TASK REQUIREMENTS: Collect all lines below with the string "this".
[BEGIN]
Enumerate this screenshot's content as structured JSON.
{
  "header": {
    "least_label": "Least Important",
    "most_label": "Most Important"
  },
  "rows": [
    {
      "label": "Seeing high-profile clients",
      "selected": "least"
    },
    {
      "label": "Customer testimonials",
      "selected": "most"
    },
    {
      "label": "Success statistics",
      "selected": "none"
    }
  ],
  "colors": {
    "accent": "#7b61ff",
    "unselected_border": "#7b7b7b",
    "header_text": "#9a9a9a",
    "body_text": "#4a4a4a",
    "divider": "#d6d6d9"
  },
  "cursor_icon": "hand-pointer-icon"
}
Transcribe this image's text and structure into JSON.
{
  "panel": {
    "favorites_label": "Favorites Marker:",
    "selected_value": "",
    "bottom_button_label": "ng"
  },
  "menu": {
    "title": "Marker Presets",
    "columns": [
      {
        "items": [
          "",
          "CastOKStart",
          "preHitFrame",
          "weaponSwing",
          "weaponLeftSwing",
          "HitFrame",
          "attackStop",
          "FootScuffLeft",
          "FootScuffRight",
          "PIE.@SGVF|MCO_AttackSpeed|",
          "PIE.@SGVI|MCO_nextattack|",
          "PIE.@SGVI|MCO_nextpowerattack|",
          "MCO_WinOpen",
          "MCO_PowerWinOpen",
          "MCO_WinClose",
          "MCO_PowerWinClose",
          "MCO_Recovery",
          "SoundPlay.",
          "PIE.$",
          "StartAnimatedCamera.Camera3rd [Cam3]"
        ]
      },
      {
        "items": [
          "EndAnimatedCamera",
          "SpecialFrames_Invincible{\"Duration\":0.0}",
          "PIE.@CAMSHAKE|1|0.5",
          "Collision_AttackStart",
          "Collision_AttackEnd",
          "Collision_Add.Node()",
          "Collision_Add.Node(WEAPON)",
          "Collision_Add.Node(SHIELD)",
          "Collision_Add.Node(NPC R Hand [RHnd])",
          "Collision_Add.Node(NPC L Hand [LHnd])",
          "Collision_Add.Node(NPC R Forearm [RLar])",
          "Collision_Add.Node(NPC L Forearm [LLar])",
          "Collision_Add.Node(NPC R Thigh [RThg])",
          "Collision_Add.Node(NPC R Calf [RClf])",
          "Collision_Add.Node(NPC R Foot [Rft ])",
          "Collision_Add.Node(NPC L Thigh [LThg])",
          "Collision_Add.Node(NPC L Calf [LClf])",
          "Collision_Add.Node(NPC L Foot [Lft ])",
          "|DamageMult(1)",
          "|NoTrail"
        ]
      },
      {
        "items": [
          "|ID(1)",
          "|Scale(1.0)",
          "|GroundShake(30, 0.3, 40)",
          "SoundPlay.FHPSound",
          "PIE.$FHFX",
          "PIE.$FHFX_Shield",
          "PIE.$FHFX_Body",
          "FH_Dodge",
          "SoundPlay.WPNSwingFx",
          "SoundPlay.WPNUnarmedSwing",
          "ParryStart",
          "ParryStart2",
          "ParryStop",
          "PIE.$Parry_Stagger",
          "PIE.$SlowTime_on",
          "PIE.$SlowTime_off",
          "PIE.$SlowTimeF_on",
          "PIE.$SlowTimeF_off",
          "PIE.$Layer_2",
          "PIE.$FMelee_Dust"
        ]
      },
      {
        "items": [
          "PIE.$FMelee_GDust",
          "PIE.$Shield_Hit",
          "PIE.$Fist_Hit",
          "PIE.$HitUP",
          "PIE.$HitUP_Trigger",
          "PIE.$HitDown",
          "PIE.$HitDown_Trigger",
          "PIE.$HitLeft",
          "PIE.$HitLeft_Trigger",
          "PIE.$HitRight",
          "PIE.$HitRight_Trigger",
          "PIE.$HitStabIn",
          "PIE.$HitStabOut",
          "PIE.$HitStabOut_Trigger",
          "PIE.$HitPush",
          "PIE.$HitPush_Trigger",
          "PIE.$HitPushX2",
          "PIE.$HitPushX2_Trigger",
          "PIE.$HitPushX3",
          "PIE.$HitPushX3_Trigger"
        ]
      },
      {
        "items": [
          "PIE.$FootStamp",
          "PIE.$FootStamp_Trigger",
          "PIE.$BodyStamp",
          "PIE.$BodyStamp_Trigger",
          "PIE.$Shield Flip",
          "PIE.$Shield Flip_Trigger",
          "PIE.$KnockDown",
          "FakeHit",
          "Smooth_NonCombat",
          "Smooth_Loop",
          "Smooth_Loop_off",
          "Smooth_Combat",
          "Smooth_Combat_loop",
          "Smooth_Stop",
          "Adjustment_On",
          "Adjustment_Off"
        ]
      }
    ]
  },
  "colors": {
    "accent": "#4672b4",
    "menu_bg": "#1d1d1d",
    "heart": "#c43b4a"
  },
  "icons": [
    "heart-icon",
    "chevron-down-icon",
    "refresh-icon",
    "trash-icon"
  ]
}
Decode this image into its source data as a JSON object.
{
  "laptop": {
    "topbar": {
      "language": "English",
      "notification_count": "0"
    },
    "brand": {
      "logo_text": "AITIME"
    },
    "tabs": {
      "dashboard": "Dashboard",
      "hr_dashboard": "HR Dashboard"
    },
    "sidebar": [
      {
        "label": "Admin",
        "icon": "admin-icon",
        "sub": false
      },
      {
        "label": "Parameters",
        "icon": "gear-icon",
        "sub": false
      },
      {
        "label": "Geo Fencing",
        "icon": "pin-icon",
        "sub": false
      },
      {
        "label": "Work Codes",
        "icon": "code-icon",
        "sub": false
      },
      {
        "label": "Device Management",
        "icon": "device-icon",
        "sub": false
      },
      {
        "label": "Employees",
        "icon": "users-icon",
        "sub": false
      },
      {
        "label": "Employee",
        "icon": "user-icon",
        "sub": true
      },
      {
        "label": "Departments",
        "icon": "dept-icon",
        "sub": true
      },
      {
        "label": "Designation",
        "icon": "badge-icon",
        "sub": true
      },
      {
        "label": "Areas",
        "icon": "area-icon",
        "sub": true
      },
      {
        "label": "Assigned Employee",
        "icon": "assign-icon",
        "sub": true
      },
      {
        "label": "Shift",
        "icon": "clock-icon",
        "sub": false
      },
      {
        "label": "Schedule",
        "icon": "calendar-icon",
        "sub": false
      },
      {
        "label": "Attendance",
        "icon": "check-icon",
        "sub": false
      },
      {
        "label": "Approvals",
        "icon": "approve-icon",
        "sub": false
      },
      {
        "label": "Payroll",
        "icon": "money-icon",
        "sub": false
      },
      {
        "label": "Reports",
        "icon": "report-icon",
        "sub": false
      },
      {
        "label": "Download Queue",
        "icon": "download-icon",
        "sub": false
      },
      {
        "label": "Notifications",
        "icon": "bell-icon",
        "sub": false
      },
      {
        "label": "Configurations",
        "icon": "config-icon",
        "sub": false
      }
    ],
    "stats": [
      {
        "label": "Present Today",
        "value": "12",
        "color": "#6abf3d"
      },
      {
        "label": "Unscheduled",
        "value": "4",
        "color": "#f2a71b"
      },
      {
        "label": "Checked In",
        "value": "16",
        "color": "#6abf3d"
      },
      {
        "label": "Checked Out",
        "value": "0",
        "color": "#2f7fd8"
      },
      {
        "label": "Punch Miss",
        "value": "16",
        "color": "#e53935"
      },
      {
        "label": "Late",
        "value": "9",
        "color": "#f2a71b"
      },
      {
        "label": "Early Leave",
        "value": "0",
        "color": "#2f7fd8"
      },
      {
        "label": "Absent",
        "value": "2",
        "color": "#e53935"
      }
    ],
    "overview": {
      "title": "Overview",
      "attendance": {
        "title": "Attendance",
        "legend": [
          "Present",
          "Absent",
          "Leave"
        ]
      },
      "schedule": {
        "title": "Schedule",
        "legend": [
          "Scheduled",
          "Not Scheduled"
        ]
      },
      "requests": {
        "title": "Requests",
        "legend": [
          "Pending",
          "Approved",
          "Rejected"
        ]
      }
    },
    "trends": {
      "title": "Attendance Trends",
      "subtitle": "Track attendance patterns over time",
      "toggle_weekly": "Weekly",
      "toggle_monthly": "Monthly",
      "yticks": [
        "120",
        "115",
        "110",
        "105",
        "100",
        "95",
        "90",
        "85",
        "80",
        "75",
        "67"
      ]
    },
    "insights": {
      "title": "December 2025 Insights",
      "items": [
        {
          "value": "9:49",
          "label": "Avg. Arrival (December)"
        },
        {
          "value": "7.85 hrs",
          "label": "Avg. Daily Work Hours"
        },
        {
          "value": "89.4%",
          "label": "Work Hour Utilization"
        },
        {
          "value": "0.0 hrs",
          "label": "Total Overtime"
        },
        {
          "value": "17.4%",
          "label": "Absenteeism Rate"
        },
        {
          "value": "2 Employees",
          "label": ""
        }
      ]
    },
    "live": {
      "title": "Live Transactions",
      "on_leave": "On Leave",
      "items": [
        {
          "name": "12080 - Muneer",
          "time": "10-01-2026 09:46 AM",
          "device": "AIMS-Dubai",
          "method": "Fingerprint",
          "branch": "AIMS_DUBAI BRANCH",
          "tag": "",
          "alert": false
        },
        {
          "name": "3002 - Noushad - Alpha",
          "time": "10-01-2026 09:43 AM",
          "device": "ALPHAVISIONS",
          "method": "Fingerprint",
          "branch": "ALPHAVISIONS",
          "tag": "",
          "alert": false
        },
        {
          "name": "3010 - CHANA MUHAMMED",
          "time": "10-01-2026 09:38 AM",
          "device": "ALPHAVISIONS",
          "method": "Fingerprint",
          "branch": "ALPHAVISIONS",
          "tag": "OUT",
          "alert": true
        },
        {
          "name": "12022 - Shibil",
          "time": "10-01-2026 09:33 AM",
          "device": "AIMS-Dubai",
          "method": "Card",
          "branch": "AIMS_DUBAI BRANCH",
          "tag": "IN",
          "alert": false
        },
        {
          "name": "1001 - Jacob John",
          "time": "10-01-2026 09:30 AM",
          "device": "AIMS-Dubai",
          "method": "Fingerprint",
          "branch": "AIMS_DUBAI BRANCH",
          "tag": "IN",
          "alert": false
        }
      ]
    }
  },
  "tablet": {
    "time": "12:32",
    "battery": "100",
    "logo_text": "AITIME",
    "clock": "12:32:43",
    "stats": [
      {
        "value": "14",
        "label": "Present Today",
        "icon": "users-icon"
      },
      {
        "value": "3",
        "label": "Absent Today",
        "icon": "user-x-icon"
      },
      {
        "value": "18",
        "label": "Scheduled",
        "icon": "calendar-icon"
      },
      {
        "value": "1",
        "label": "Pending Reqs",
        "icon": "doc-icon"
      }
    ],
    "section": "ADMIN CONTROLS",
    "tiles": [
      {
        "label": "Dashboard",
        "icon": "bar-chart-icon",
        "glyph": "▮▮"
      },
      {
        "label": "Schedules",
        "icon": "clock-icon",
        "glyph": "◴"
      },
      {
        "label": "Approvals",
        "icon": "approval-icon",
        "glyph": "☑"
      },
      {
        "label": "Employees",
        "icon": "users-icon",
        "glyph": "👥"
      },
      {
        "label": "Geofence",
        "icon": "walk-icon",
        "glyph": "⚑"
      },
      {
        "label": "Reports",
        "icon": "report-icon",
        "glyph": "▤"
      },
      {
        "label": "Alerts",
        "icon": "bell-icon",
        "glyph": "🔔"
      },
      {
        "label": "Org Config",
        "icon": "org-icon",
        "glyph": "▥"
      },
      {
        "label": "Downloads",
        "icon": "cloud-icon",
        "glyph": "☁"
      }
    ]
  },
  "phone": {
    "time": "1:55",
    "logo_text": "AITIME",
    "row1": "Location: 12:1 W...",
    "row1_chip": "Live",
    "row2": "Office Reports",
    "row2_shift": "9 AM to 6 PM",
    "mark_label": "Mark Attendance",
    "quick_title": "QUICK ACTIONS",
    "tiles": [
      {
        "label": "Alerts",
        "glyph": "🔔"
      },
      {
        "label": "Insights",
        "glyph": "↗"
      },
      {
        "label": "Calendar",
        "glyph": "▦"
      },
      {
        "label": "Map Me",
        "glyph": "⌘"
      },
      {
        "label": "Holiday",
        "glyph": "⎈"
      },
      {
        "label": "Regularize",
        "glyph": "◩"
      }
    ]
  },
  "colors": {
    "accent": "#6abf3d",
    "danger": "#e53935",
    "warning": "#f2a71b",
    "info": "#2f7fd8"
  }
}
[END]
RESULT OF THE TASK:
Enumerate this screenshot's content as structured JSON.
Transcribe this image's text and structure into JSON.
Decode this image into its source data as a JSON object.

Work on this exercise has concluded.